Selected excerpt ▸
Another Litany
I did not get to enroll today. There was a problem with the registration - our block was assigned to the wrong classes. This means I'll have to go back tomorrow morning, right before our classes begin in the afternoon. Talk about short notice.
I got my P.E. grade instead. And though I know it doesn't really matter because P.E. is only a pass-fail course and the teacher was kind to me (she even remembered my name!) besides, I still got irked when I found out I only got a lousy 2.25. The teacher said it's because I didn't move so well. Oookay.
Note to self: let go of misgivings over crappy grade in insignificant subject.
Afterwards I told myself, Hey, why not have a nice meal at McDonald's (I hadn't eaten at McDonald's in over a month because it's out-of-the-way from my place) and get that McFlurry you've been craving for? So of I went in a vain effort to enjoy a satisfactory fast-food experience.
The McFlurry was fine. Everything else wasn't. It started right after I paid for my order. I handed the girl at the counter a five-hundred-peso bill. "Do you have a smaller bill?", girl-at-counter asked. "No," I said, slightly apologetically. So girl-at-counter proceeded to give me one hundred-peso bill, two hundred something pesos worth of twentys, and thirteen one-peso coins. This gave the effect that in one meal, my five hundred pesos had been reduced to one hundred-peso bill, a bunch of twentys, and some heavy coins that made my wallet bulge. I was not at all happy.

Records provided ▸

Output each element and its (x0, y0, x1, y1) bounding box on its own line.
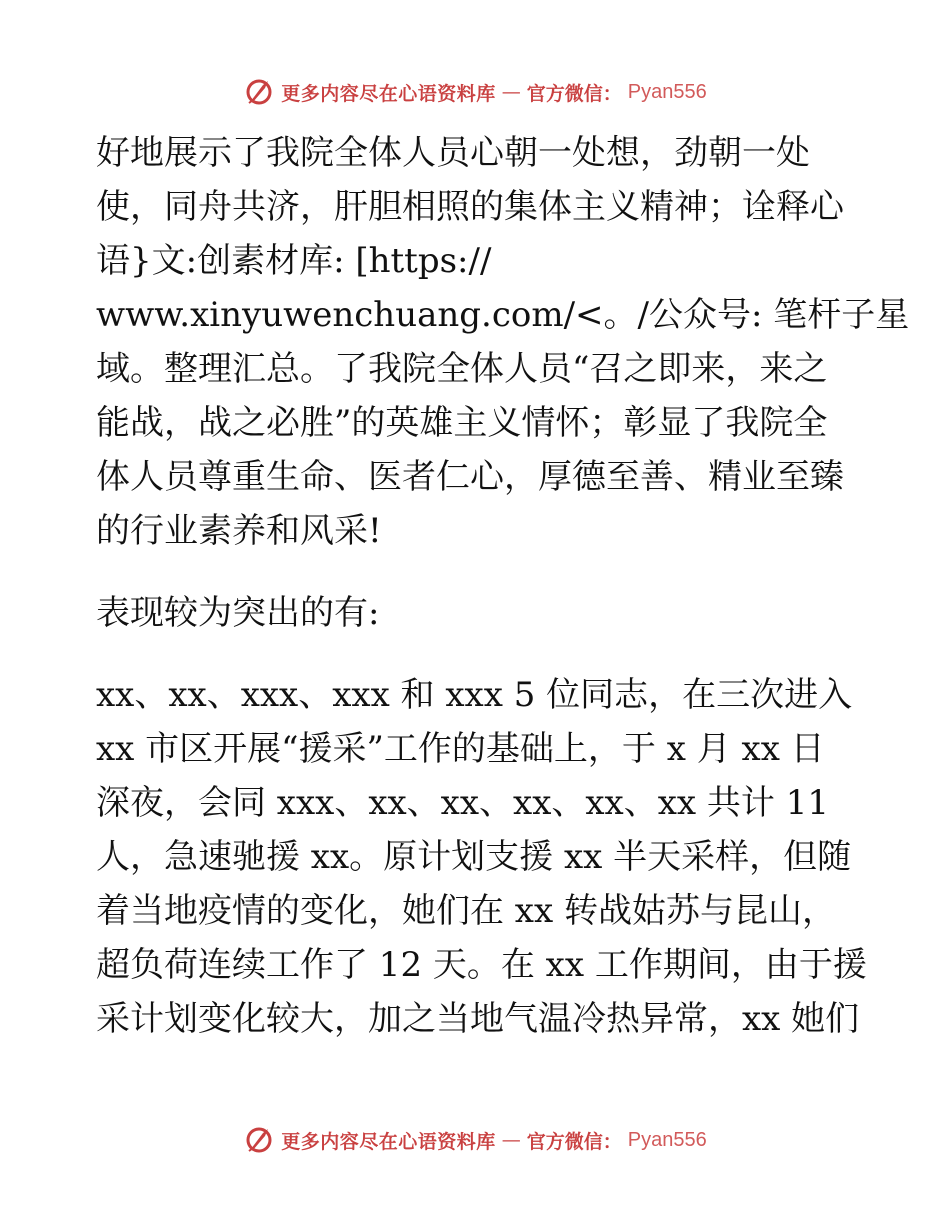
* * *
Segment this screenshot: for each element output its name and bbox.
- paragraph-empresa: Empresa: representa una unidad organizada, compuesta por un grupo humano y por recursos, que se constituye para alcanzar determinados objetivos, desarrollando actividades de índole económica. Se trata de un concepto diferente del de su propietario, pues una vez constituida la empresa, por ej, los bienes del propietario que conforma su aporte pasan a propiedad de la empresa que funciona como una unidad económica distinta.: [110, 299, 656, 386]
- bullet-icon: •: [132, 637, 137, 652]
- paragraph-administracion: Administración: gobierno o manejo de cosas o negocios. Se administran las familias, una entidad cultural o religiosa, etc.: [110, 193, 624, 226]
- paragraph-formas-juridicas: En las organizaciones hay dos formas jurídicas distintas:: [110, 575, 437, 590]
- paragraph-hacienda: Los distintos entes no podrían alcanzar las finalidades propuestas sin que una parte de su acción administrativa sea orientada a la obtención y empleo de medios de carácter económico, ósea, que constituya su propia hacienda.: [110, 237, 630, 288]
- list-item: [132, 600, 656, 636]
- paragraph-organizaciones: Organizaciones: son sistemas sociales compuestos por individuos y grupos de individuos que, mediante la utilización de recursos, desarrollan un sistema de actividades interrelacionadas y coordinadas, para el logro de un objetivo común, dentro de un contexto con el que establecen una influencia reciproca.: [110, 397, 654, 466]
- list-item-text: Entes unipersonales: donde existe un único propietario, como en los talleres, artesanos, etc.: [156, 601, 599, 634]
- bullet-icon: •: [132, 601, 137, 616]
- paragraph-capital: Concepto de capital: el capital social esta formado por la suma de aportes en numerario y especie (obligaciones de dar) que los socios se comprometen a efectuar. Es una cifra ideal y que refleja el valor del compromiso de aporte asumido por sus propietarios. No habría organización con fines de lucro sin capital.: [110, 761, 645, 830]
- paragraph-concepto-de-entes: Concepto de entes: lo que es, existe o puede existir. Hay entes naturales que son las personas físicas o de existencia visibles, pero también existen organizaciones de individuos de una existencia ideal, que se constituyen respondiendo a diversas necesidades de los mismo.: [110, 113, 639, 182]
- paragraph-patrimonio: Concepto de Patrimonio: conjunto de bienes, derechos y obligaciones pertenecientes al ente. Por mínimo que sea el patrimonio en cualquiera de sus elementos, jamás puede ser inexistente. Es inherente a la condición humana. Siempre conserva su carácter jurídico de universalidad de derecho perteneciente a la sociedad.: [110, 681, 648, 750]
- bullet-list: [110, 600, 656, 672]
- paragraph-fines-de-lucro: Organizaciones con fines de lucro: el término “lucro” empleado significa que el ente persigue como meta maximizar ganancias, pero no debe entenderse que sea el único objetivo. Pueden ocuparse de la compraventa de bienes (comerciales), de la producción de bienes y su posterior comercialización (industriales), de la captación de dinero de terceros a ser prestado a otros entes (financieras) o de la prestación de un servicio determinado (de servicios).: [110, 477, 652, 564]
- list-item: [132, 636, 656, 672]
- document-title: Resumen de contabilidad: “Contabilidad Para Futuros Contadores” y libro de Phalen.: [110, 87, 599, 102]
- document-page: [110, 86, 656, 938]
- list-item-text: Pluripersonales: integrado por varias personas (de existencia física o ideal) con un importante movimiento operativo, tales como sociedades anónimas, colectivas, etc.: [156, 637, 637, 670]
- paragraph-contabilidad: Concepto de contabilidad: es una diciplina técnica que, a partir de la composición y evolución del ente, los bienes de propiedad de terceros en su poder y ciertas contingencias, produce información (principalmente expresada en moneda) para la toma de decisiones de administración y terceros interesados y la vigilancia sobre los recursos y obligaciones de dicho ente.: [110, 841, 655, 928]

Given problem 1 ▸
Reproduce the entire "Another Litany" post word for word.
Given problem 2 ▸
List every line of the rows that contains the string "contabilidad", matching case exactly.

Full output 1 ▸
Another Litany
I did not get to enroll today. There was a problem with the registration - our block was assigned to the wrong classes. This means I'll have to go back tomorrow morning, right before our classes begin in the afternoon. Talk about short notice.
I got my P.E. grade instead. And though I know it doesn't really matter because P.E. is only a pass-fail course and the teacher was kind to me (she even remembered my name!) besides, I still got irked when I found out I only got a lousy 2.25. The teacher said it's because I didn't move so well. Oookay.
Note to self: let go of misgivings over crappy grade in insignificant subject.
Afterwards I told myself, Hey, why not have a nice meal at McDonald's (I hadn't eaten at McDonald's in over a month because it's out-of-the-way from my place) and get that McFlurry you've been craving for? So of I went in a vain effort to enjoy a satisfactory fast-food experience.
The McFlurry was fine. Everything else wasn't. It started right after I paid for my order. I handed the girl at the counter a five-hundred-peso bill. "Do you have a smaller bill?", girl-at-counter asked. "No," I said, slightly apologetically. So girl-at-counter proceeded to give me one hundred-peso bill, two hundred something pesos worth of twentys, and thirteen one-peso coins. This gave the effect that in one meal, my five hundred pesos had been reduced to one hundred-peso bill, a bunch of twentys, and some heavy coins that made my wallet bulge. I was not at all happy.

Full output 2 ▸
- document-title: Resumen de contabilidad: “Contabilidad Para Futuros Contadores” y libro de Phalen.: [110, 87, 599, 102]
- paragraph-contabilidad: Concepto de contabilidad: es una diciplina técnica que, a partir de la composición y evolución del ente, los bienes de propiedad de terceros en su poder y ciertas contingencias, produce información (principalmente expresada en moneda) para la toma de decisiones de administración y terceros interesados y la vigilancia sobre los recursos y obligaciones de dicho ente.: [110, 841, 655, 928]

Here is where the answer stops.